EXERCISE DETAILS:
Return all of the data exactly as given.

(Entries with figure data)
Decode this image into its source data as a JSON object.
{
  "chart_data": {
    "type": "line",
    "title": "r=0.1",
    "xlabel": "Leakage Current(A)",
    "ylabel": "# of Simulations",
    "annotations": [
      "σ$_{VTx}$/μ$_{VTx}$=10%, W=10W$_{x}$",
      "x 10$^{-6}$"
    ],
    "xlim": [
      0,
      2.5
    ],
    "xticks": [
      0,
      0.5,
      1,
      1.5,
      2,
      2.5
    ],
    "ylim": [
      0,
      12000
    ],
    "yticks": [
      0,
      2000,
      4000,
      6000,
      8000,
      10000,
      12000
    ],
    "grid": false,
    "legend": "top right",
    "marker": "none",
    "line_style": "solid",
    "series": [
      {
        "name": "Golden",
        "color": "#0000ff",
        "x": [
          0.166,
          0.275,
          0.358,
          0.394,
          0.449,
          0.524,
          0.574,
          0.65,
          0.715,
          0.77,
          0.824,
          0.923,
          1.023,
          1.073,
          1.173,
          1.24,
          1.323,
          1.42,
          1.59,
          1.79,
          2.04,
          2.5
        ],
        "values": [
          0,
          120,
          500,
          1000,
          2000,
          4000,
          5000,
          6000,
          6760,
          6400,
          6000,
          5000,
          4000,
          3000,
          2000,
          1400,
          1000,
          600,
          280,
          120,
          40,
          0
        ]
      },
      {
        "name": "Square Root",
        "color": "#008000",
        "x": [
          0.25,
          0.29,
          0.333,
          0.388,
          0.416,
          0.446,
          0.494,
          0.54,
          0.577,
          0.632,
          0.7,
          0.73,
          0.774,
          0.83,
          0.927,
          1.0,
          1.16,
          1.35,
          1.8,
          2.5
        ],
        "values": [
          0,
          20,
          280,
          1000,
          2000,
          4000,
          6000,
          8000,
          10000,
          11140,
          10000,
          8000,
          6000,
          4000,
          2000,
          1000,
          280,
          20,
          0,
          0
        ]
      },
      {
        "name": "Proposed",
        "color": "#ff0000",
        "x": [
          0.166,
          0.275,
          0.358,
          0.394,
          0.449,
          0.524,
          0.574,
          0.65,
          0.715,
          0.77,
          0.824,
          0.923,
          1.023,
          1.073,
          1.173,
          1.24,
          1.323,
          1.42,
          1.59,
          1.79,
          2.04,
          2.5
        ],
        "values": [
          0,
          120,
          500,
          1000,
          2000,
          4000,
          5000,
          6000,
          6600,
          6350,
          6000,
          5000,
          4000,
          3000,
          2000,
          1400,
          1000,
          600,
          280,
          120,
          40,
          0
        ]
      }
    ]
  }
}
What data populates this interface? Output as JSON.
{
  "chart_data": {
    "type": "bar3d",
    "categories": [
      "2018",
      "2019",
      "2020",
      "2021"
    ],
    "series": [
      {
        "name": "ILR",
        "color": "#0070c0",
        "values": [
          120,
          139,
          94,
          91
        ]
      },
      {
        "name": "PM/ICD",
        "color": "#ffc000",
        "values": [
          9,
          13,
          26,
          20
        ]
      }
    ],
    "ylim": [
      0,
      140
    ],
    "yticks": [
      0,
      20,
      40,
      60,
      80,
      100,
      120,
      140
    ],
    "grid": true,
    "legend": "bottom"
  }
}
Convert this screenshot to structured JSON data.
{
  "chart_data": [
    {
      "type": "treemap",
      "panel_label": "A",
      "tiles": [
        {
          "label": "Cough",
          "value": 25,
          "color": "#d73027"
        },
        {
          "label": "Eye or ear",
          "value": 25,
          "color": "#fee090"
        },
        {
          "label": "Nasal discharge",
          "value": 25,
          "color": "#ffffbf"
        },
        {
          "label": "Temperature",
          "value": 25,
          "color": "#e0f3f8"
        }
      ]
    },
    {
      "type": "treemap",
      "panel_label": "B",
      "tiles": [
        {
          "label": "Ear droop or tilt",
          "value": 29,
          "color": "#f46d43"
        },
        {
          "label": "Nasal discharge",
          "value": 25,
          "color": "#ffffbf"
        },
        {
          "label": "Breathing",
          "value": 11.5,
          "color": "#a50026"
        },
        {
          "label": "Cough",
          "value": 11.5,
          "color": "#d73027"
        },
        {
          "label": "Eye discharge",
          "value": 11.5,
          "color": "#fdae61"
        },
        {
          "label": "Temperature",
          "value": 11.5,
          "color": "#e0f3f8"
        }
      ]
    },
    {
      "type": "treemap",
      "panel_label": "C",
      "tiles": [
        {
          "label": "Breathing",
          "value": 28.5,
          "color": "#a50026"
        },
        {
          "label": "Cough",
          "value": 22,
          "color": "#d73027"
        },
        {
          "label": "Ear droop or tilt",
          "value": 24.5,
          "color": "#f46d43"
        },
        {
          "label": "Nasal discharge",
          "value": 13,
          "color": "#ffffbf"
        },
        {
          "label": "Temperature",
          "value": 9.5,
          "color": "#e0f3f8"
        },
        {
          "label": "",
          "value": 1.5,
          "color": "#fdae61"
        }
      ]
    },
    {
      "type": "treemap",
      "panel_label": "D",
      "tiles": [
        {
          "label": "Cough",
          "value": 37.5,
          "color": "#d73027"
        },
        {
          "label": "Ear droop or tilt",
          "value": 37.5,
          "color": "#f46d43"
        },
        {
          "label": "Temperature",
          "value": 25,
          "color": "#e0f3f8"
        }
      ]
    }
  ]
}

TASK SOLUTION:
Decode this image into its source data as a JSON object.
{
  "chart_data": {
    "type": "line",
    "title": "r=0.1",
    "xlabel": "Leakage Current(A)",
    "ylabel": "# of Simulations",
    "annotations": [
      "σ$_{VTx}$/μ$_{VTx}$=10%, W=10W$_{x}$",
      "x 10$^{-6}$"
    ],
    "xlim": [
      0,
      2.5
    ],
    "xticks": [
      0,
      0.5,
      1,
      1.5,
      2,
      2.5
    ],
    "ylim": [
      0,
      12000
    ],
    "yticks": [
      0,
      2000,
      4000,
      6000,
      8000,
      10000,
      12000
    ],
    "grid": false,
    "legend": "top right",
    "marker": "none",
    "line_style": "solid",
    "series": [
      {
        "name": "Golden",
        "color": "#0000ff",
        "x": [
          0.166,
          0.275,
          0.358,
          0.394,
          0.449,
          0.524,
          0.574,
          0.65,
          0.715,
          0.77,
          0.824,
          0.923,
          1.023,
          1.073,
          1.173,
          1.24,
          1.323,
          1.42,
          1.59,
          1.79,
          2.04,
          2.5
        ],
        "values": [
          0,
          120,
          500,
          1000,
          2000,
          4000,
          5000,
          6000,
          6760,
          6400,
          6000,
          5000,
          4000,
          3000,
          2000,
          1400,
          1000,
          600,
          280,
          120,
          40,
          0
        ]
      },
      {
        "name": "Square Root",
        "color": "#008000",
        "x": [
          0.25,
          0.29,
          0.333,
          0.388,
          0.416,
          0.446,
          0.494,
          0.54,
          0.577,
          0.632,
          0.7,
          0.73,
          0.774,
          0.83,
          0.927,
          1.0,
          1.16,
          1.35,
          1.8,
          2.5
        ],
        "values": [
          0,
          20,
          280,
          1000,
          2000,
          4000,
          6000,
          8000,
          10000,
          11140,
          10000,
          8000,
          6000,
          4000,
          2000,
          1000,
          280,
          20,
          0,
          0
        ]
      },
      {
        "name": "Proposed",
        "color": "#ff0000",
        "x": [
          0.166,
          0.275,
          0.358,
          0.394,
          0.449,
          0.524,
          0.574,
          0.65,
          0.715,
          0.77,
          0.824,
          0.923,
          1.023,
          1.073,
          1.173,
          1.24,
          1.323,
          1.42,
          1.59,
          1.79,
          2.04,
          2.5
        ],
        "values": [
          0,
          120,
          500,
          1000,
          2000,
          4000,
          5000,
          6000,
          6600,
          6350,
          6000,
          5000,
          4000,
          3000,
          2000,
          1400,
          1000,
          600,
          280,
          120,
          40,
          0
        ]
      }
    ]
  }
}
What data populates this interface? Output as JSON.
{
  "chart_data": {
    "type": "bar3d",
    "categories": [
      "2018",
      "2019",
      "2020",
      "2021"
    ],
    "series": [
      {
        "name": "ILR",
        "color": "#0070c0",
        "values": [
          120,
          139,
          94,
          91
        ]
      },
      {
        "name": "PM/ICD",
        "color": "#ffc000",
        "values": [
          9,
          13,
          26,
          20
        ]
      }
    ],
    "ylim": [
      0,
      140
    ],
    "yticks": [
      0,
      20,
      40,
      60,
      80,
      100,
      120,
      140
    ],
    "grid": true,
    "legend": "bottom"
  }
}
Convert this screenshot to structured JSON data.
{
  "chart_data": [
    {
      "type": "treemap",
      "panel_label": "A",
      "tiles": [
        {
          "label": "Cough",
          "value": 25,
          "color": "#d73027"
        },
        {
          "label": "Eye or ear",
          "value": 25,
          "color": "#fee090"
        },
        {
          "label": "Nasal discharge",
          "value": 25,
          "color": "#ffffbf"
        },
        {
          "label": "Temperature",
          "value": 25,
          "color": "#e0f3f8"
        }
      ]
    },
    {
      "type": "treemap",
      "panel_label": "B",
      "tiles": [
        {
          "label": "Ear droop or tilt",
          "value": 29,
          "color": "#f46d43"
        },
        {
          "label": "Nasal discharge",
          "value": 25,
          "color": "#ffffbf"
        },
        {
          "label": "Breathing",
          "value": 11.5,
          "color": "#a50026"
        },
        {
          "label": "Cough",
          "value": 11.5,
          "color": "#d73027"
        },
        {
          "label": "Eye discharge",
          "value": 11.5,
          "color": "#fdae61"
        },
        {
          "label": "Temperature",
          "value": 11.5,
          "color": "#e0f3f8"
        }
      ]
    },
    {
      "type": "treemap",
      "panel_label": "C",
      "tiles": [
        {
          "label": "Breathing",
          "value": 28.5,
          "color": "#a50026"
        },
        {
          "label": "Cough",
          "value": 22,
          "color": "#d73027"
        },
        {
          "label": "Ear droop or tilt",
          "value": 24.5,
          "color": "#f46d43"
        },
        {
          "label": "Nasal discharge",
          "value": 13,
          "color": "#ffffbf"
        },
        {
          "label": "Temperature",
          "value": 9.5,
          "color": "#e0f3f8"
        },
        {
          "label": "",
          "value": 1.5,
          "color": "#fdae61"
        }
      ]
    },
    {
      "type": "treemap",
      "panel_label": "D",
      "tiles": [
        {
          "label": "Cough",
          "value": 37.5,
          "color": "#d73027"
        },
        {
          "label": "Ear droop or tilt",
          "value": 37.5,
          "color": "#f46d43"
        },
        {
          "label": "Temperature",
          "value": 25,
          "color": "#e0f3f8"
        }
      ]
    }
  ]
}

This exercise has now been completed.